* START *
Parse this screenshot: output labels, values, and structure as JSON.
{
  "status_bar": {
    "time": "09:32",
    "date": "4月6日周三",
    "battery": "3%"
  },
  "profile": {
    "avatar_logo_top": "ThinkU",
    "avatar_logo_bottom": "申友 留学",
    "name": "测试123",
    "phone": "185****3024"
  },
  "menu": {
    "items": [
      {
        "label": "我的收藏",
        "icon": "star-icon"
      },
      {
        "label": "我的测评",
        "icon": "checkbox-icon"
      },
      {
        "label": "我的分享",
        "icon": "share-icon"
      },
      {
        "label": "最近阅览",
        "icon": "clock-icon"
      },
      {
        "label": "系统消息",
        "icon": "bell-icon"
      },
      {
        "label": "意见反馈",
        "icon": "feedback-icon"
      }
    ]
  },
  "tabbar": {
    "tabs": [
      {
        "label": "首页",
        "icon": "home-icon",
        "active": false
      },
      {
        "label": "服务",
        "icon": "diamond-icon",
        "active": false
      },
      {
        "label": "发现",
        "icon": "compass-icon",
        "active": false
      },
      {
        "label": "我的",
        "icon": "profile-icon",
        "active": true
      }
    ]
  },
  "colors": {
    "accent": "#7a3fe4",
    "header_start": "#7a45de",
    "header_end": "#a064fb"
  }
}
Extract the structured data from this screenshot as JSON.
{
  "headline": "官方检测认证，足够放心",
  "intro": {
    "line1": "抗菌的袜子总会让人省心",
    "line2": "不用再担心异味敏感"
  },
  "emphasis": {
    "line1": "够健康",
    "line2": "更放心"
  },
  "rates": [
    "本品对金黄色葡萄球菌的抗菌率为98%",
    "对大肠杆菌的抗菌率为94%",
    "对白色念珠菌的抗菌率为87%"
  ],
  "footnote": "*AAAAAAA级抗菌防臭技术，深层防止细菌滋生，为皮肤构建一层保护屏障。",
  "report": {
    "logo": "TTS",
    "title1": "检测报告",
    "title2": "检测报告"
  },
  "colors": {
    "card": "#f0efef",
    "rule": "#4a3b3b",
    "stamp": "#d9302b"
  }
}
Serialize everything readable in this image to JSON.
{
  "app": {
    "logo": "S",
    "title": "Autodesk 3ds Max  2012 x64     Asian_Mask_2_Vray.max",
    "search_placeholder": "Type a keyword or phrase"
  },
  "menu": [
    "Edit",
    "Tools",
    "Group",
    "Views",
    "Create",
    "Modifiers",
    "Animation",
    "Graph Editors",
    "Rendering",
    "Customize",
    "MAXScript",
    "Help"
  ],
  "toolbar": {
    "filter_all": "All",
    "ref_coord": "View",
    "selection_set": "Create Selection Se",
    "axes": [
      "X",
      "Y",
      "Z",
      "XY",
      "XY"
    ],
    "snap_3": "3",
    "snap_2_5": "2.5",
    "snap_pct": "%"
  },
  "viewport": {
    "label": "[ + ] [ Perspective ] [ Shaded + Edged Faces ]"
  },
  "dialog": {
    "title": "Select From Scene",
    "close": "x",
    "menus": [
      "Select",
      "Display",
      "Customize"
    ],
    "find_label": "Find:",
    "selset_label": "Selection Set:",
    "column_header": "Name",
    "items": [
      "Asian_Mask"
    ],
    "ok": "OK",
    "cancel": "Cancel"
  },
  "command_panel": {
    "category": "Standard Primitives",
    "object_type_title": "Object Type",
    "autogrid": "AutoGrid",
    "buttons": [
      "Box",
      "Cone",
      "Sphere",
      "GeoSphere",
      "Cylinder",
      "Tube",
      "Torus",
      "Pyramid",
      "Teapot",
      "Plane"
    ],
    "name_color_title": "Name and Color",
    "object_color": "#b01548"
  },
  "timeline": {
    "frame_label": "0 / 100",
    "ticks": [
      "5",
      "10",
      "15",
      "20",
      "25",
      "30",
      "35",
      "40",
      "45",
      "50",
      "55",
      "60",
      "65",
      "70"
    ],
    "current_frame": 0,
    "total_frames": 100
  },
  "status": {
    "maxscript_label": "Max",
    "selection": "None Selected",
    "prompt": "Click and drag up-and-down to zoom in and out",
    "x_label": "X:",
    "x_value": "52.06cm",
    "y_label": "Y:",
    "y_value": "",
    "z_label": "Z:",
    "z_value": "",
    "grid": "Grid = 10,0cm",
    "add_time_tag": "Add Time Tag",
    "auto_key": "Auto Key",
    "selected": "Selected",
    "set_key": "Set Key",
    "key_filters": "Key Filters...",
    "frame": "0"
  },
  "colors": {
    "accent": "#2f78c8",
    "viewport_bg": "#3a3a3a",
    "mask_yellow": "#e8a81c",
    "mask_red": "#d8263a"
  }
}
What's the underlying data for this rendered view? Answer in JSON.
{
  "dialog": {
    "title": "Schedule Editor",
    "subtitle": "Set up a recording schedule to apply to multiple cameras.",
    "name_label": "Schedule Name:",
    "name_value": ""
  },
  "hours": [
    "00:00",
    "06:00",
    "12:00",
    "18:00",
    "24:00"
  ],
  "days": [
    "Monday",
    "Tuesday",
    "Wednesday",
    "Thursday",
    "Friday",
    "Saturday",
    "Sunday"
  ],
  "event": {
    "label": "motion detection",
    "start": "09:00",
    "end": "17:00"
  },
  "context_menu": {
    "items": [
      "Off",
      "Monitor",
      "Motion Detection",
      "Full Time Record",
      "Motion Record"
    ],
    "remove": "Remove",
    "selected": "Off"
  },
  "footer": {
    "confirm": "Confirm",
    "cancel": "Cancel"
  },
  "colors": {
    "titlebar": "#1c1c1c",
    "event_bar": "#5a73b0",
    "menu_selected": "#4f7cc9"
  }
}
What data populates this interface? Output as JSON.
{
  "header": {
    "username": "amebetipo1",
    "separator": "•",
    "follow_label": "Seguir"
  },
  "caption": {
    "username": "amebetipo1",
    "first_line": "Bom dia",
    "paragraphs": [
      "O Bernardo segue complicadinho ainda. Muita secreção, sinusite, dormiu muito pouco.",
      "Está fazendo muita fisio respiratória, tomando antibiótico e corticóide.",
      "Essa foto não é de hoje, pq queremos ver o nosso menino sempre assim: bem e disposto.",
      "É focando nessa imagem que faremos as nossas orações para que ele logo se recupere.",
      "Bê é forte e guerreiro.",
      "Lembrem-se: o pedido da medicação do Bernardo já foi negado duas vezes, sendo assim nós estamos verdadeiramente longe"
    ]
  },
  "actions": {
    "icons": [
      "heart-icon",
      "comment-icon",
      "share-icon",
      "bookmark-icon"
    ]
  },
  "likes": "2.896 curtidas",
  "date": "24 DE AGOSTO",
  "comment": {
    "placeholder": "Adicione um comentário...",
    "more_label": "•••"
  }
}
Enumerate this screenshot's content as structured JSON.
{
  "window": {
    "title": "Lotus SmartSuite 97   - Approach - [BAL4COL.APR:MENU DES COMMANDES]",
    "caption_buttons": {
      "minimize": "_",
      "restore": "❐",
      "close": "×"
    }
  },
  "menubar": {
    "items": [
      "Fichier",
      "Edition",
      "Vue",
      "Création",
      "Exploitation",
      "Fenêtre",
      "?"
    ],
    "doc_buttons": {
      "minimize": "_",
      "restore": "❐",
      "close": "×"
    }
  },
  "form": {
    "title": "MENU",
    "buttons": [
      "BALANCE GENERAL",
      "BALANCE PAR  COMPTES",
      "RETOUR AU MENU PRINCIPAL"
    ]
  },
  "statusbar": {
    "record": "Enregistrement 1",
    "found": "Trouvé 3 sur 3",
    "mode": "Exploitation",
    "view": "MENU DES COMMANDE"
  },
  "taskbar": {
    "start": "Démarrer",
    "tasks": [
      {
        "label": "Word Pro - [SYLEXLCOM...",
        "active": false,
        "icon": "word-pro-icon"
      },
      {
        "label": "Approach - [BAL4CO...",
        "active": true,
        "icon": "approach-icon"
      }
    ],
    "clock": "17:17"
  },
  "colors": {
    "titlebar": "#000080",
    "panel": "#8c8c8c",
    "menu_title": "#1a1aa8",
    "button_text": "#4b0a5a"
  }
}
* END *
DIRECTIONS: Report the number of lines that contain "Bernardo", with no other words.

EXERCISE OUTPUT: 2